What to work on — Search the records below for the word "Wechsler". Pull out each line that has it.
((
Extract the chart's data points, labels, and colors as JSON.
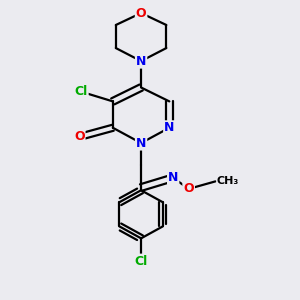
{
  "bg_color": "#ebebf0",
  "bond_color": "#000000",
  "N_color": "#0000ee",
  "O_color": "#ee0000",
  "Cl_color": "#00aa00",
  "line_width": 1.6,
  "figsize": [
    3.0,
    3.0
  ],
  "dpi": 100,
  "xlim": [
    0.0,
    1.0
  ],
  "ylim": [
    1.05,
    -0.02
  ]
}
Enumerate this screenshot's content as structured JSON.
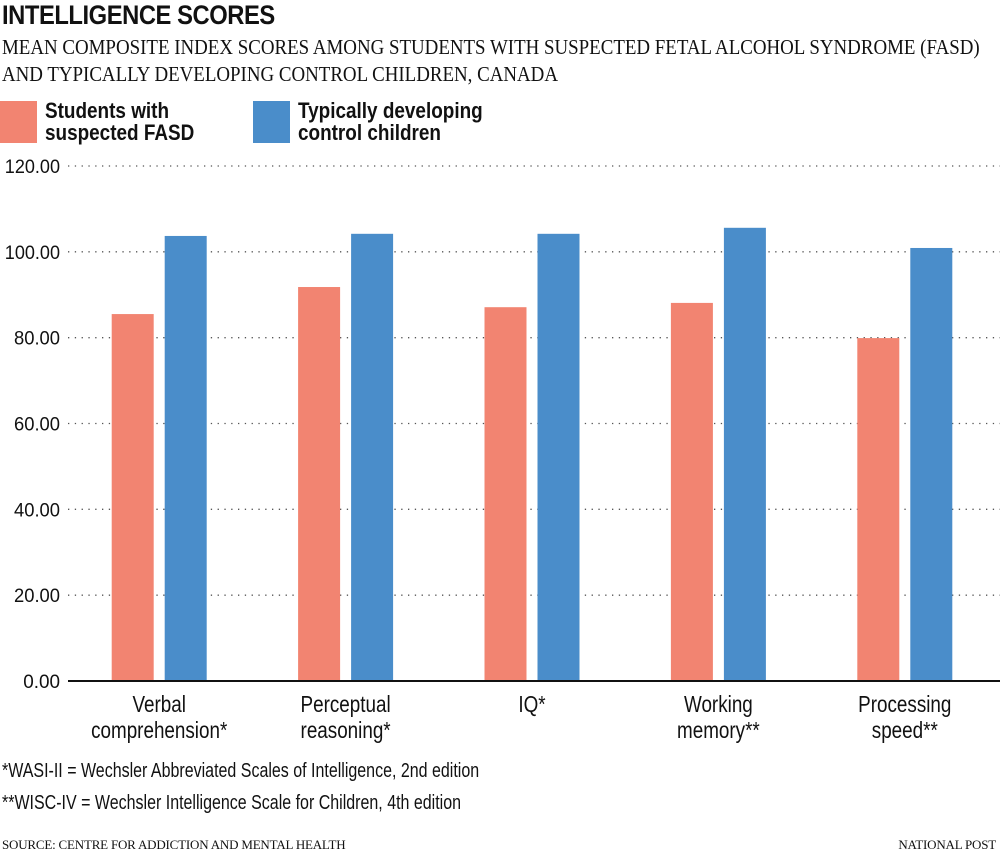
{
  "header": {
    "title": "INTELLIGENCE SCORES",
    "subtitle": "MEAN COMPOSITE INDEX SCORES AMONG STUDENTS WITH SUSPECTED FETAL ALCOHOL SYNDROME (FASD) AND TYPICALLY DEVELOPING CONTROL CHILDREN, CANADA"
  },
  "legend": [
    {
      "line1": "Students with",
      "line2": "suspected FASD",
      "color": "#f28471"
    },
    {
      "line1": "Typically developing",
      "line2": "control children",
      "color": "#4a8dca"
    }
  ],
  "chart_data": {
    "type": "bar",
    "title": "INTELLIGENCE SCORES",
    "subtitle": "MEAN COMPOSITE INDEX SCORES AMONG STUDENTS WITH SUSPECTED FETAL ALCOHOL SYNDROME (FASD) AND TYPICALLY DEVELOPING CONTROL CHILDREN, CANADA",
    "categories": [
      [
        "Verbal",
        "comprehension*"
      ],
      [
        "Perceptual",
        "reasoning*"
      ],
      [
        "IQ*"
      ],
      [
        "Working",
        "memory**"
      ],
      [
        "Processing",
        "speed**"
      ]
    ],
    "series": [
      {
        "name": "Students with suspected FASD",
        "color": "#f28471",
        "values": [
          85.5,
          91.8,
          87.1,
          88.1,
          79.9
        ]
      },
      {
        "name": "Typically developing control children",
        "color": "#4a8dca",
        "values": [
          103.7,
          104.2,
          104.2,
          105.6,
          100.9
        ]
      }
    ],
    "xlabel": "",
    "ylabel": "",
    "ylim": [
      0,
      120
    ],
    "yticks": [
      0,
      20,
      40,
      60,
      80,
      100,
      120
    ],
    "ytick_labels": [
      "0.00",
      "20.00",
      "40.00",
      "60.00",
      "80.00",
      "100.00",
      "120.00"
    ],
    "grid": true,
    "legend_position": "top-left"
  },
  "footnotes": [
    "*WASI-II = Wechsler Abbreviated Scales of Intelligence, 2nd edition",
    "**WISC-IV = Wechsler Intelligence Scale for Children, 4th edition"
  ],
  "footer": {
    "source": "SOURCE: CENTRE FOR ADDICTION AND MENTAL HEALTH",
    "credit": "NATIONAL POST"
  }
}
))
((
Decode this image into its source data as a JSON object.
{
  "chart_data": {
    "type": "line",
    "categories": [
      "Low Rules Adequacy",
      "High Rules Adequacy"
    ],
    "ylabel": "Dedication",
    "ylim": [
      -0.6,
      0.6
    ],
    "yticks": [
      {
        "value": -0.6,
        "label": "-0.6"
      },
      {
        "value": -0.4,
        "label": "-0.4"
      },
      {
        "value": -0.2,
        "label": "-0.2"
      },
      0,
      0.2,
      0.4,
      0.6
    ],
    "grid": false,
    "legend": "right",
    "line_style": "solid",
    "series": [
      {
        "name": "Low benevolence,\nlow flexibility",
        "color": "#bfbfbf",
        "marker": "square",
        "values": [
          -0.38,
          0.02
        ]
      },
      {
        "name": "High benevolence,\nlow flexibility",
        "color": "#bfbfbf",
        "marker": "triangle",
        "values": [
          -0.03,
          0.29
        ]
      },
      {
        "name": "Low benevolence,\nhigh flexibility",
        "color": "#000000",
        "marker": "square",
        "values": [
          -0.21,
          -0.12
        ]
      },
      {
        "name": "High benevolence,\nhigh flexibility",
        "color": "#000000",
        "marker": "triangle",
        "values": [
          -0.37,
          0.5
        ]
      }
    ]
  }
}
))
Answer to the exercise —
    "*WASI-II = Wechsler Abbreviated Scales of Intelligence, 2nd edition",
    "**WISC-IV = Wechsler Intelligence Scale for Children, 4th edition"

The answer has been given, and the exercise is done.